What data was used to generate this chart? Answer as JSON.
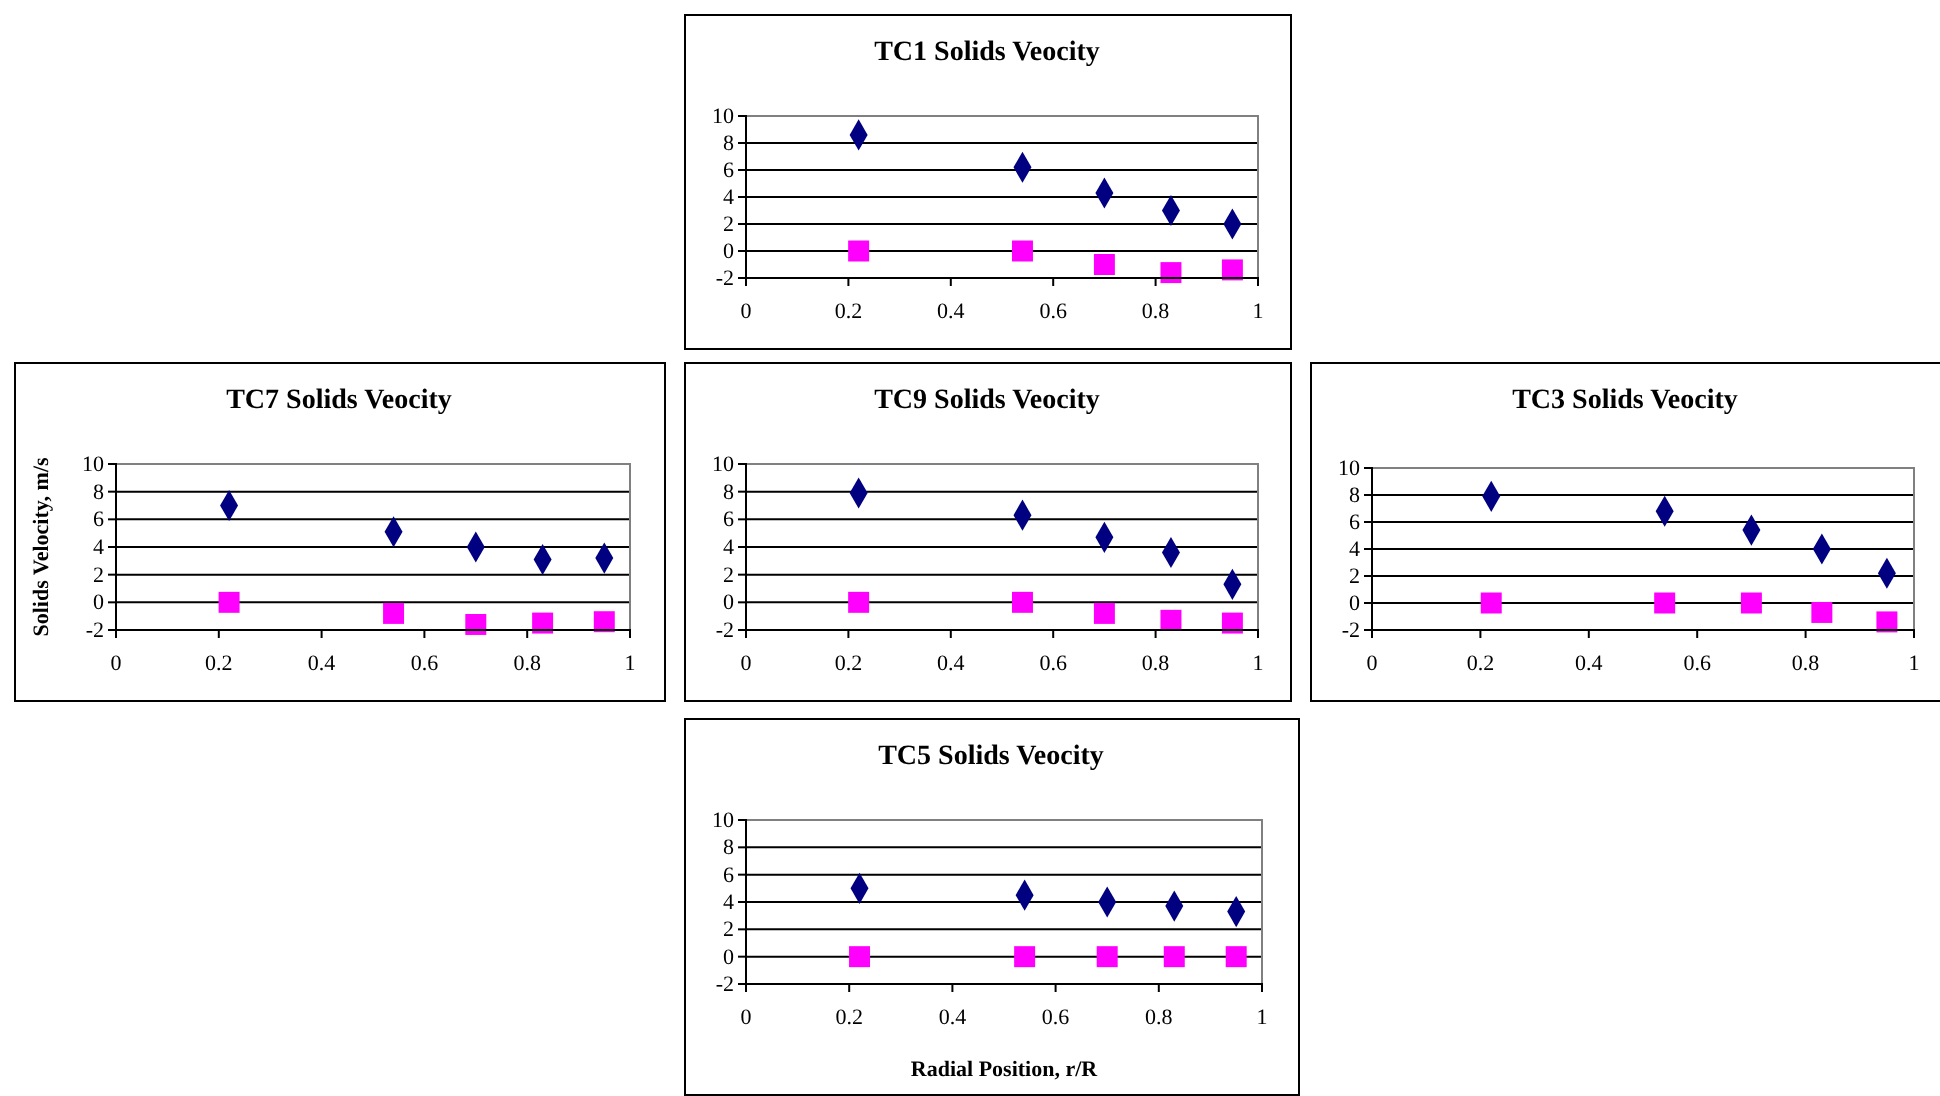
{
  "chart_data": [
    {
      "type": "scatter",
      "title": "TC1 Solids Veocity",
      "x": [
        0.22,
        0.54,
        0.7,
        0.83,
        0.95
      ],
      "xlim": [
        0,
        1
      ],
      "xticks": [
        0,
        0.2,
        0.4,
        0.6,
        0.8,
        1
      ],
      "ylim": [
        -2,
        10
      ],
      "yticks": [
        -2,
        0,
        2,
        4,
        6,
        8,
        10
      ],
      "grid": "y",
      "series": [
        {
          "color": "#000080",
          "marker": "diamond",
          "values": [
            8.6,
            6.2,
            4.3,
            3.0,
            2.0
          ]
        },
        {
          "color": "#ff00ff",
          "marker": "square",
          "values": [
            0,
            0,
            -1.0,
            -1.6,
            -1.4
          ]
        }
      ]
    },
    {
      "type": "scatter",
      "title": "TC7 Solids Veocity",
      "ylabel": "Solids Velocity, m/s",
      "x": [
        0.22,
        0.54,
        0.7,
        0.83,
        0.95
      ],
      "xlim": [
        0,
        1
      ],
      "xticks": [
        0,
        0.2,
        0.4,
        0.6,
        0.8,
        1
      ],
      "ylim": [
        -2,
        10
      ],
      "yticks": [
        -2,
        0,
        2,
        4,
        6,
        8,
        10
      ],
      "grid": "y",
      "series": [
        {
          "color": "#000080",
          "marker": "diamond",
          "values": [
            7.0,
            5.1,
            4.0,
            3.1,
            3.2
          ]
        },
        {
          "color": "#ff00ff",
          "marker": "square",
          "values": [
            0,
            -0.8,
            -1.6,
            -1.5,
            -1.4
          ]
        }
      ]
    },
    {
      "type": "scatter",
      "title": "TC9 Solids Veocity",
      "x": [
        0.22,
        0.54,
        0.7,
        0.83,
        0.95
      ],
      "xlim": [
        0,
        1
      ],
      "xticks": [
        0,
        0.2,
        0.4,
        0.6,
        0.8,
        1
      ],
      "ylim": [
        -2,
        10
      ],
      "yticks": [
        -2,
        0,
        2,
        4,
        6,
        8,
        10
      ],
      "grid": "y",
      "series": [
        {
          "color": "#000080",
          "marker": "diamond",
          "values": [
            7.9,
            6.3,
            4.7,
            3.6,
            1.3
          ]
        },
        {
          "color": "#ff00ff",
          "marker": "square",
          "values": [
            0,
            0,
            -0.8,
            -1.3,
            -1.5
          ]
        }
      ]
    },
    {
      "type": "scatter",
      "title": "TC3 Solids Veocity",
      "x": [
        0.22,
        0.54,
        0.7,
        0.83,
        0.95
      ],
      "xlim": [
        0,
        1
      ],
      "xticks": [
        0,
        0.2,
        0.4,
        0.6,
        0.8,
        1
      ],
      "ylim": [
        -2,
        10
      ],
      "yticks": [
        -2,
        0,
        2,
        4,
        6,
        8,
        10
      ],
      "grid": "y",
      "series": [
        {
          "color": "#000080",
          "marker": "diamond",
          "values": [
            7.9,
            6.8,
            5.4,
            4.0,
            2.2
          ]
        },
        {
          "color": "#ff00ff",
          "marker": "square",
          "values": [
            0,
            0,
            0,
            -0.7,
            -1.4
          ]
        }
      ]
    },
    {
      "type": "scatter",
      "title": "TC5 Solids Veocity",
      "xlabel": "Radial Position, r/R",
      "x": [
        0.22,
        0.54,
        0.7,
        0.83,
        0.95
      ],
      "xlim": [
        0,
        1
      ],
      "xticks": [
        0,
        0.2,
        0.4,
        0.6,
        0.8,
        1
      ],
      "ylim": [
        -2,
        10
      ],
      "yticks": [
        -2,
        0,
        2,
        4,
        6,
        8,
        10
      ],
      "grid": "y",
      "series": [
        {
          "color": "#000080",
          "marker": "diamond",
          "values": [
            5.0,
            4.5,
            4.0,
            3.7,
            3.3
          ]
        },
        {
          "color": "#ff00ff",
          "marker": "square",
          "values": [
            0,
            0,
            0,
            0,
            0
          ]
        }
      ]
    }
  ]
}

━━━━━━━━

• _EXERCISE OBJECTIVE_:
What comes back should match the records exactly, minus any pictures.

• _RESPONSE TO THIS TASK_:
What data was used to generate this chart? Answer as JSON.
{
  "chart_data": [
    {
      "type": "scatter",
      "title": "TC1 Solids Veocity",
      "x": [
        0.22,
        0.54,
        0.7,
        0.83,
        0.95
      ],
      "xlim": [
        0,
        1
      ],
      "xticks": [
        0,
        0.2,
        0.4,
        0.6,
        0.8,
        1
      ],
      "ylim": [
        -2,
        10
      ],
      "yticks": [
        -2,
        0,
        2,
        4,
        6,
        8,
        10
      ],
      "grid": "y",
      "series": [
        {
          "color": "#000080",
          "marker": "diamond",
          "values": [
            8.6,
            6.2,
            4.3,
            3.0,
            2.0
          ]
        },
        {
          "color": "#ff00ff",
          "marker": "square",
          "values": [
            0,
            0,
            -1.0,
            -1.6,
            -1.4
          ]
        }
      ]
    },
    {
      "type": "scatter",
      "title": "TC7 Solids Veocity",
      "ylabel": "Solids Velocity, m/s",
      "x": [
        0.22,
        0.54,
        0.7,
        0.83,
        0.95
      ],
      "xlim": [
        0,
        1
      ],
      "xticks": [
        0,
        0.2,
        0.4,
        0.6,
        0.8,
        1
      ],
      "ylim": [
        -2,
        10
      ],
      "yticks": [
        -2,
        0,
        2,
        4,
        6,
        8,
        10
      ],
      "grid": "y",
      "series": [
        {
          "color": "#000080",
          "marker": "diamond",
          "values": [
            7.0,
            5.1,
            4.0,
            3.1,
            3.2
          ]
        },
        {
          "color": "#ff00ff",
          "marker": "square",
          "values": [
            0,
            -0.8,
            -1.6,
            -1.5,
            -1.4
          ]
        }
      ]
    },
    {
      "type": "scatter",
      "title": "TC9 Solids Veocity",
      "x": [
        0.22,
        0.54,
        0.7,
        0.83,
        0.95
      ],
      "xlim": [
        0,
        1
      ],
      "xticks": [
        0,
        0.2,
        0.4,
        0.6,
        0.8,
        1
      ],
      "ylim": [
        -2,
        10
      ],
      "yticks": [
        -2,
        0,
        2,
        4,
        6,
        8,
        10
      ],
      "grid": "y",
      "series": [
        {
          "color": "#000080",
          "marker": "diamond",
          "values": [
            7.9,
            6.3,
            4.7,
            3.6,
            1.3
          ]
        },
        {
          "color": "#ff00ff",
          "marker": "square",
          "values": [
            0,
            0,
            -0.8,
            -1.3,
            -1.5
          ]
        }
      ]
    },
    {
      "type": "scatter",
      "title": "TC3 Solids Veocity",
      "x": [
        0.22,
        0.54,
        0.7,
        0.83,
        0.95
      ],
      "xlim": [
        0,
        1
      ],
      "xticks": [
        0,
        0.2,
        0.4,
        0.6,
        0.8,
        1
      ],
      "ylim": [
        -2,
        10
      ],
      "yticks": [
        -2,
        0,
        2,
        4,
        6,
        8,
        10
      ],
      "grid": "y",
      "series": [
        {
          "color": "#000080",
          "marker": "diamond",
          "values": [
            7.9,
            6.8,
            5.4,
            4.0,
            2.2
          ]
        },
        {
          "color": "#ff00ff",
          "marker": "square",
          "values": [
            0,
            0,
            0,
            -0.7,
            -1.4
          ]
        }
      ]
    },
    {
      "type": "scatter",
      "title": "TC5 Solids Veocity",
      "xlabel": "Radial Position, r/R",
      "x": [
        0.22,
        0.54,
        0.7,
        0.83,
        0.95
      ],
      "xlim": [
        0,
        1
      ],
      "xticks": [
        0,
        0.2,
        0.4,
        0.6,
        0.8,
        1
      ],
      "ylim": [
        -2,
        10
      ],
      "yticks": [
        -2,
        0,
        2,
        4,
        6,
        8,
        10
      ],
      "grid": "y",
      "series": [
        {
          "color": "#000080",
          "marker": "diamond",
          "values": [
            5.0,
            4.5,
            4.0,
            3.7,
            3.3
          ]
        },
        {
          "color": "#ff00ff",
          "marker": "square",
          "values": [
            0,
            0,
            0,
            0,
            0
          ]
        }
      ]
    }
  ]
}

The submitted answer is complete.